[BEGIN EXERCISE INPUTS]

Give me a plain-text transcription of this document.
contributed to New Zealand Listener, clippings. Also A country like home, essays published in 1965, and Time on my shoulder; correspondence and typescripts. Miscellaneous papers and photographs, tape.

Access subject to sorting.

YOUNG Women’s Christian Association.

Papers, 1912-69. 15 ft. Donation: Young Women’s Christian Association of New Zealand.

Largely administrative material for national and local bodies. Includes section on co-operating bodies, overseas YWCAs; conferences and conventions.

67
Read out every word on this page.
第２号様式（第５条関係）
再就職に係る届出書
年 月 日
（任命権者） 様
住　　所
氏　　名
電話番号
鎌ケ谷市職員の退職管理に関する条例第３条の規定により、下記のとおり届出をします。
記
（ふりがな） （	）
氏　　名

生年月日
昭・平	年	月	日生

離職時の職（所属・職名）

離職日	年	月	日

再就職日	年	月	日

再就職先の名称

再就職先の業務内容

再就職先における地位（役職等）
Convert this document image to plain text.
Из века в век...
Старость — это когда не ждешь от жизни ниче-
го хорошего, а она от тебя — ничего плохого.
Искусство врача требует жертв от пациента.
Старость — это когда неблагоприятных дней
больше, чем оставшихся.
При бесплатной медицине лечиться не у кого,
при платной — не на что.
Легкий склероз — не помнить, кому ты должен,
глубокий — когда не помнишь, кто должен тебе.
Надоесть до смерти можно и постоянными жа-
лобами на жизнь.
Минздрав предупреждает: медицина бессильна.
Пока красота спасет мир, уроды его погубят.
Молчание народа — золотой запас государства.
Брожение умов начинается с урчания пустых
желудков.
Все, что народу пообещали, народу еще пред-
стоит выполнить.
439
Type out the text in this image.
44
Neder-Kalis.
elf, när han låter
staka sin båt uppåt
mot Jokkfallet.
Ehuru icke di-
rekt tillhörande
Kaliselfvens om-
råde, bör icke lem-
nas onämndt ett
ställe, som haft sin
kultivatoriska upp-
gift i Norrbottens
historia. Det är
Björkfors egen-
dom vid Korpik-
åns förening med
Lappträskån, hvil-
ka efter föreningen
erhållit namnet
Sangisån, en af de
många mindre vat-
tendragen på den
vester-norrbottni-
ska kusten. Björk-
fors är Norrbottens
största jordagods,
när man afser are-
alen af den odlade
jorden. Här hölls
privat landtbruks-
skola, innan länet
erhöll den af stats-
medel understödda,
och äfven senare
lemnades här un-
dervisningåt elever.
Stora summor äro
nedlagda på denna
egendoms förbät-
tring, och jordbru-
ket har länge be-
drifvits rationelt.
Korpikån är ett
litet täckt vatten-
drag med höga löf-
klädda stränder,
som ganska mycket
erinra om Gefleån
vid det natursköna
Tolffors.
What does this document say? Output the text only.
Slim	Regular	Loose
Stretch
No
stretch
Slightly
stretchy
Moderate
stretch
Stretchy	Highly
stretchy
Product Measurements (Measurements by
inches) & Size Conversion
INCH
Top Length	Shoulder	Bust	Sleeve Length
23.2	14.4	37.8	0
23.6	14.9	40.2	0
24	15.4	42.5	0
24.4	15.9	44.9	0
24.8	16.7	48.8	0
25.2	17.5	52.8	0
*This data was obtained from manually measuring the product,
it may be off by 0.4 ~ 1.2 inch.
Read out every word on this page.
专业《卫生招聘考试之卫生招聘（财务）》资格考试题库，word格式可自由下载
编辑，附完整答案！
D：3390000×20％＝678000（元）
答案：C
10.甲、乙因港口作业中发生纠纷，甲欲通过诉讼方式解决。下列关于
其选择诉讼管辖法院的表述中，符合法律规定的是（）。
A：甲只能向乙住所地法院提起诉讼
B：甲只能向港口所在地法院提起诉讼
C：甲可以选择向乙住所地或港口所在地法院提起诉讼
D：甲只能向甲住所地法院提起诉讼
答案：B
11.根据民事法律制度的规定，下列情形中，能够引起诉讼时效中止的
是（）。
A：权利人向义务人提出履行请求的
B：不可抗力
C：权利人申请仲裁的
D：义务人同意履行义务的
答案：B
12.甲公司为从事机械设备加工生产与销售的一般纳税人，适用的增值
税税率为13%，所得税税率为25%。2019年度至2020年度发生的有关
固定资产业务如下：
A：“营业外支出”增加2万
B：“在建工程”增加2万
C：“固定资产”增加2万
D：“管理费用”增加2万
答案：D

[END EXERCISE INPUTS]

#### GIVEN EXERCISE:
From the entries above, extract each line containing "Christian".

#### FULL RESPONSE:
YOUNG Women’s Christian Association.
Papers, 1912-69. 15 ft. Donation: Young Women’s Christian Association of New Zealand.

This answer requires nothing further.